*AIM OF THE EXERCISE:* Reproduce the listing below exactly, minus its pictures.

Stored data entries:
-- -- --
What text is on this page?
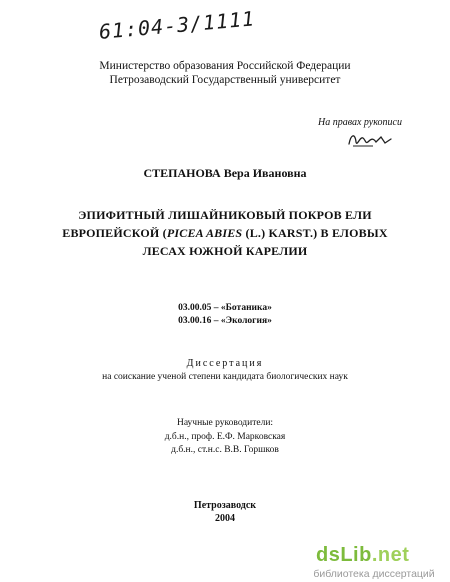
61:04-3/1111
Министерство образования Российской Федерации
Петрозаводский Государственный университет
На правах рукописи
СТЕПАНОВА Вера Ивановна
ЭПИФИТНЫЙ ЛИШАЙНИКОВЫЙ ПОКРОВ ЕЛИ
ЕВРОПЕЙСКОЙ (PICEA ABIES (L.) KARST.) В ЕЛОВЫХ
ЛЕСАХ ЮЖНОЙ КАРЕЛИИ
03.00.05 – «Ботаника»
03.00.16 – «Экология»
Диссертация
на соискание ученой степени кандидата биологических наук
Научные руководители:
д.б.н., проф. Е.Ф. Марковская
д.б.н., ст.н.с. В.В. Горшков
Петрозаводск
2004
dsLib.net
библиотека диссертаций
-- -- --
*ANSWER TO THIS EXERCISE:*
What text is on this page?
61:04-3/1111
Министерство образования Российской Федерации
Петрозаводский Государственный университет
На правах рукописи
СТЕПАНОВА Вера Ивановна
ЭПИФИТНЫЙ ЛИШАЙНИКОВЫЙ ПОКРОВ ЕЛИ
ЕВРОПЕЙСКОЙ (PICEA ABIES (L.) KARST.) В ЕЛОВЫХ
ЛЕСАХ ЮЖНОЙ КАРЕЛИИ
03.00.05 – «Ботаника»
03.00.16 – «Экология»
Диссертация
на соискание ученой степени кандидата биологических наук
Научные руководители:
д.б.н., проф. Е.Ф. Марковская
д.б.н., ст.н.с. В.В. Горшков
Петрозаводск
2004
dsLib.net
библиотека диссертаций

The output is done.